*WHAT NEEDS TO BE DONE*. Every line that holds the string "image" is to be identified and copied.

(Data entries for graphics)
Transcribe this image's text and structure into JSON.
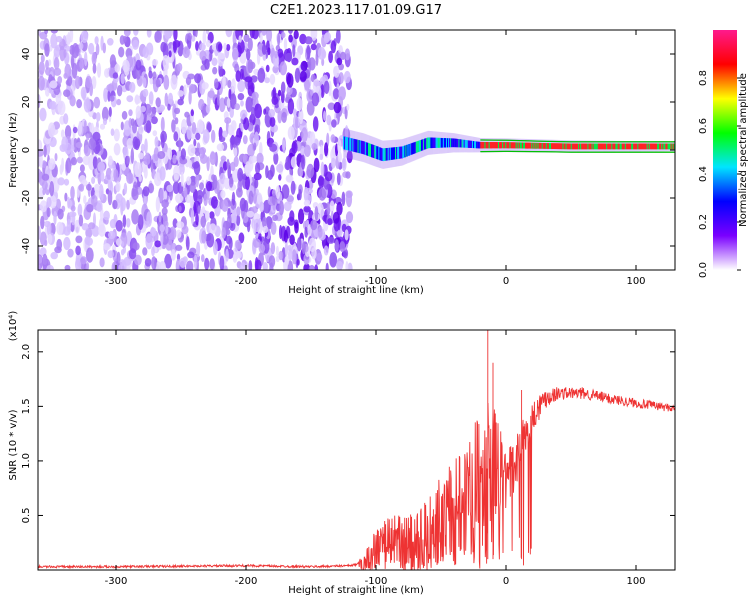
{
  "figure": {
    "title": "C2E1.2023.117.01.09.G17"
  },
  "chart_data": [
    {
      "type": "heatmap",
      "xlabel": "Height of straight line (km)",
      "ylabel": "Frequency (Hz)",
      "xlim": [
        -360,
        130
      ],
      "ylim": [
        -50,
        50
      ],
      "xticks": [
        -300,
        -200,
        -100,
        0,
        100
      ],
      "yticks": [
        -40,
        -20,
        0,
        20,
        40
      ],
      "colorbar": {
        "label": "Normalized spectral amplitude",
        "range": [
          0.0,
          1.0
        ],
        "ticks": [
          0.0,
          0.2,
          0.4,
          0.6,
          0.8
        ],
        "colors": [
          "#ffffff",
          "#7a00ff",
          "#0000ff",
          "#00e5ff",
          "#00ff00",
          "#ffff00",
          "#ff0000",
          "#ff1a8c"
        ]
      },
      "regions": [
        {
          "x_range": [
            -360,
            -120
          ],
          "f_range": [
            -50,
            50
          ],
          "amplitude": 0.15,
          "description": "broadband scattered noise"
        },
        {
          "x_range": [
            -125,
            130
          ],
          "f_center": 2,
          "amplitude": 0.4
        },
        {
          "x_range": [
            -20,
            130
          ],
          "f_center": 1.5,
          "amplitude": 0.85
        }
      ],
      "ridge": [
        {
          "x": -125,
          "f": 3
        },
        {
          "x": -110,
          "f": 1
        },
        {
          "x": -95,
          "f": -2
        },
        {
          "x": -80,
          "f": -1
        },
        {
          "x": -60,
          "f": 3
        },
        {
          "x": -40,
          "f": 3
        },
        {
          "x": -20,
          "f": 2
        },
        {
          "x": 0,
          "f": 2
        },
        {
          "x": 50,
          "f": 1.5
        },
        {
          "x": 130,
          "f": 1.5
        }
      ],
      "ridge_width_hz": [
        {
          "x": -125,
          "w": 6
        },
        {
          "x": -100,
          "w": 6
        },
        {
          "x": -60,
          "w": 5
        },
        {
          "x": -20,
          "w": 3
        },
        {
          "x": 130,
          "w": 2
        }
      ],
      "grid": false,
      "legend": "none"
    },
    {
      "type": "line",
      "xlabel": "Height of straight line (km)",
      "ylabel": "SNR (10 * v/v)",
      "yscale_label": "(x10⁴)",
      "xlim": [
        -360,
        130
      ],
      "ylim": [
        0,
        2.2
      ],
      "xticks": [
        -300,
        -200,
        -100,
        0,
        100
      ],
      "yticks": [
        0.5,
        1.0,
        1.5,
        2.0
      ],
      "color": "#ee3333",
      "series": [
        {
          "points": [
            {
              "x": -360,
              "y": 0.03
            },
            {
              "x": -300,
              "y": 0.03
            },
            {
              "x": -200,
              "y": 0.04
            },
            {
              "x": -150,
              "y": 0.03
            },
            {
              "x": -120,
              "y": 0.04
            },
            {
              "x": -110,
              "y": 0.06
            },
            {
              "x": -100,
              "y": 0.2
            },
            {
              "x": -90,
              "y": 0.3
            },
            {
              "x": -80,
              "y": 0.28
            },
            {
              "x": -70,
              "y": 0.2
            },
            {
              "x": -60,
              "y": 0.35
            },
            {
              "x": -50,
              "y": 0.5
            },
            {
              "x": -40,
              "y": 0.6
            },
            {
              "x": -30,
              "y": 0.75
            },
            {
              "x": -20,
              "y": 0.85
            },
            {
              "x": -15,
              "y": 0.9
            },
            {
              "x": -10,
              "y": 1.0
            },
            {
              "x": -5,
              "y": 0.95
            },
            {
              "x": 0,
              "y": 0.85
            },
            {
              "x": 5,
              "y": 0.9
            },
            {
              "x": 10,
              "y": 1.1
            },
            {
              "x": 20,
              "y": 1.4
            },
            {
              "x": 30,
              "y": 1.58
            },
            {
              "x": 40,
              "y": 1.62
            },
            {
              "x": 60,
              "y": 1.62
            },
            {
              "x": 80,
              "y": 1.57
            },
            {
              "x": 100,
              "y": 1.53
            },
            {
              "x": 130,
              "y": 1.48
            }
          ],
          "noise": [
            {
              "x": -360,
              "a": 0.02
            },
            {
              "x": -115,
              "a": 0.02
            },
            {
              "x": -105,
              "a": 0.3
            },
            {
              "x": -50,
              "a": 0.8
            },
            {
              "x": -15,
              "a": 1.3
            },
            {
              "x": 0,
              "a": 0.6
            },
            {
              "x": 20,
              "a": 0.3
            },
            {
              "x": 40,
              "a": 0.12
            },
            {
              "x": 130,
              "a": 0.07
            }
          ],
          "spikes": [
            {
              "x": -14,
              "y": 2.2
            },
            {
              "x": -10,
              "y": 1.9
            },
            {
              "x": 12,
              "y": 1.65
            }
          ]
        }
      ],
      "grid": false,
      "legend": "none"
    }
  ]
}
--
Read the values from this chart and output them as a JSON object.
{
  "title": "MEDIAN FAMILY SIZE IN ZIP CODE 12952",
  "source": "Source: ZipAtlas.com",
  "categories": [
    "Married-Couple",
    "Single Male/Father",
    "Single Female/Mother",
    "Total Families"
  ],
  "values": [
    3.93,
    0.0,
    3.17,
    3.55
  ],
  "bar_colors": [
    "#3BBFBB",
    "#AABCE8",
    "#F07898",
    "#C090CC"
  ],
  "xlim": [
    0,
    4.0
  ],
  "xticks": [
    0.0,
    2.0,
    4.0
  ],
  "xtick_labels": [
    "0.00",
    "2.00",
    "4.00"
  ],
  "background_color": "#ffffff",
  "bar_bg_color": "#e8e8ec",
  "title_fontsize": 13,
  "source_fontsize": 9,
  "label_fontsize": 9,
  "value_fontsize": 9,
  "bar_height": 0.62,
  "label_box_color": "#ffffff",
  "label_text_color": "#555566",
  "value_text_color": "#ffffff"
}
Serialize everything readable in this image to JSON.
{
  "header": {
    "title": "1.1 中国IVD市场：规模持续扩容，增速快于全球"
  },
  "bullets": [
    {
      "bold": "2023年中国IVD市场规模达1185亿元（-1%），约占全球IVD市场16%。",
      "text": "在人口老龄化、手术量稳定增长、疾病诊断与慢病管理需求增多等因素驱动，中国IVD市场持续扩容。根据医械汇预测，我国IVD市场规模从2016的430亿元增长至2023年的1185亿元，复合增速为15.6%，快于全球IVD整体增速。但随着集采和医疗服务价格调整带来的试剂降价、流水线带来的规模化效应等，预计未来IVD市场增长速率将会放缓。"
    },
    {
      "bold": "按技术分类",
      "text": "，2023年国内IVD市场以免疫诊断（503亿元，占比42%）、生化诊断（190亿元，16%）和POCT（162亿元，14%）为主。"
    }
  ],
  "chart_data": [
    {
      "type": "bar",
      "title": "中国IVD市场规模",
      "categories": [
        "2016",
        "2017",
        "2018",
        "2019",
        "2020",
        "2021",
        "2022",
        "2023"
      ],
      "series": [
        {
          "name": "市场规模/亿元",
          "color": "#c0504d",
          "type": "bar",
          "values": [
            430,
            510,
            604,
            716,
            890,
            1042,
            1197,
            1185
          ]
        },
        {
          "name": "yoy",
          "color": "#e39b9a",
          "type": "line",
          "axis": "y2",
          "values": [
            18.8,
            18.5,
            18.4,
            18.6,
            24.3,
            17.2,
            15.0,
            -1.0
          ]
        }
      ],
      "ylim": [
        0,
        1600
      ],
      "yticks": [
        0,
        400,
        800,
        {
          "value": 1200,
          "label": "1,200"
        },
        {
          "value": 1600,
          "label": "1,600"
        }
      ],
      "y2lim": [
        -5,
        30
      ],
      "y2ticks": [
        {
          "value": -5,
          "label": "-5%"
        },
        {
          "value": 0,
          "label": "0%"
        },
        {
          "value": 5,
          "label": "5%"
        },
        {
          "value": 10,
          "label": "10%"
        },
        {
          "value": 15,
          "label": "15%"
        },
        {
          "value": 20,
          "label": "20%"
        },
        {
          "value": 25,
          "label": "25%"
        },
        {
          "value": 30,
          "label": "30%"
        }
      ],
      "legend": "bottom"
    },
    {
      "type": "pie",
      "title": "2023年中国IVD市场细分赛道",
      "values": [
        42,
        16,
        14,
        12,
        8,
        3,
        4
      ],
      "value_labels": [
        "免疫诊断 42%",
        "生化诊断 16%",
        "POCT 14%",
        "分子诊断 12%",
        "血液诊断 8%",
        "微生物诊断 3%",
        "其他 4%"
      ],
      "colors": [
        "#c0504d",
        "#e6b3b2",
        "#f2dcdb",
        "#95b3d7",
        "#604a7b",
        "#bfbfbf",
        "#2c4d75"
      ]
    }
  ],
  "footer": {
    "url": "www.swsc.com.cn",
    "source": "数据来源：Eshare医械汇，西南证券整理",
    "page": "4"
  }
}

*OUTPUT FOR THIS TASK*.
Transcribe this image's text and structure into JSON.
Serialize everything readable in this image to JSON.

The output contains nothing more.